## Problem
Output the material beneath this task exactly, images excluded.

## Records to process
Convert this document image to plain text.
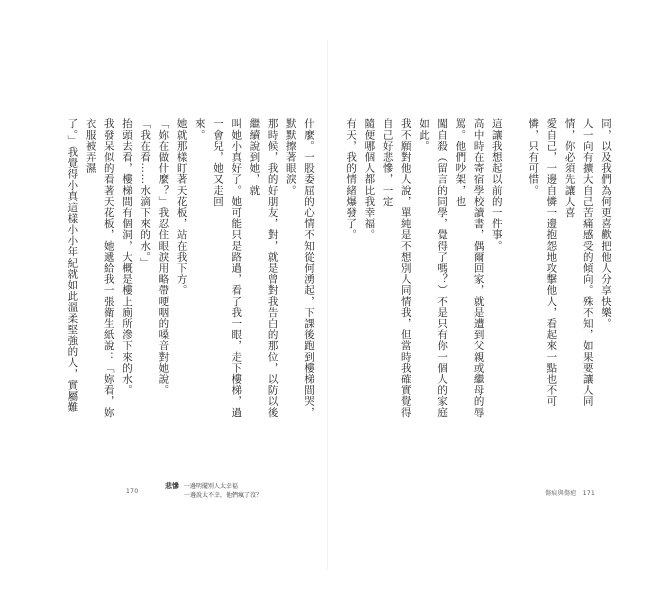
同，以及我們為何更喜歡把他人分享快樂。

人一向有擴大自己苦痛感受的傾向。殊不知，如果要讓人同情，你必須先讓人喜

愛自己，一邊自憐一邊抱怨地攻擊他人，看起來一點也不可憐，只有可惜。

這讓我想起以前的一件事。

高中時在寄宿學校讀書，偶爾回家，就是遭到父親或繼母的辱罵。他們吵架，也

闖自殺（留言的同學，覺得了嗎？）不是只有你一個人的家庭如此。

我不願對他人說，單純是不想別人同情我，但當時我確實覺得自己好悲慘，一定

隨便哪個人都比我幸福。

有天，我的情緒爆發了。

什麼。一股委屈的心情不知從何湧起，下課後跑到樓梯間哭，默默擦著眼淚。

那時候，我的好朋友，對，就是曾對我告白的那位，以防以後繼續說到她，就

叫她小真好了。她可能只是路過，看了我一眼，走下樓梯，過一會兒，她又走回

來。

她就那樣盯著天花板，站在我下方。

「妳在做什麼？」我忍住眼淚用略帶哽咽的嗓音對她說。

「我在看……水滴下來的水。」

抬頭去看，樓梯間有個洞，大概是樓上廁所滲下來的水。

我發呆似的看著天花板，她遞給我一張衛生紙說：「妳看，妳衣服被弄濕

了。」我覺得小真這樣小小年紀就如此溫柔堅強的人，實屬難

悲慘 一邊明擺別人太幸福
一邊說太不幸，他們瘋了沒？
170	傷痕與傷疤 171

## Written solution
Convert this document image to plain text.
同，以及我們為何更喜歡把他人分享快樂。

人一向有擴大自己苦痛感受的傾向。殊不知，如果要讓人同情，你必須先讓人喜

愛自己，一邊自憐一邊抱怨地攻擊他人，看起來一點也不可憐，只有可惜。

這讓我想起以前的一件事。

高中時在寄宿學校讀書，偶爾回家，就是遭到父親或繼母的辱罵。他們吵架，也

闖自殺（留言的同學，覺得了嗎？）不是只有你一個人的家庭如此。

我不願對他人說，單純是不想別人同情我，但當時我確實覺得自己好悲慘，一定

隨便哪個人都比我幸福。

有天，我的情緒爆發了。

什麼。一股委屈的心情不知從何湧起，下課後跑到樓梯間哭，默默擦著眼淚。

那時候，我的好朋友，對，就是曾對我告白的那位，以防以後繼續說到她，就

叫她小真好了。她可能只是路過，看了我一眼，走下樓梯，過一會兒，她又走回

來。

她就那樣盯著天花板，站在我下方。

「妳在做什麼？」我忍住眼淚用略帶哽咽的嗓音對她說。

「我在看……水滴下來的水。」

抬頭去看，樓梯間有個洞，大概是樓上廁所滲下來的水。

我發呆似的看著天花板，她遞給我一張衛生紙說：「妳看，妳衣服被弄濕

了。」我覺得小真這樣小小年紀就如此溫柔堅強的人，實屬難

悲慘 一邊明擺別人太幸福
一邊說太不幸，他們瘋了沒？
170	傷痕與傷疤 171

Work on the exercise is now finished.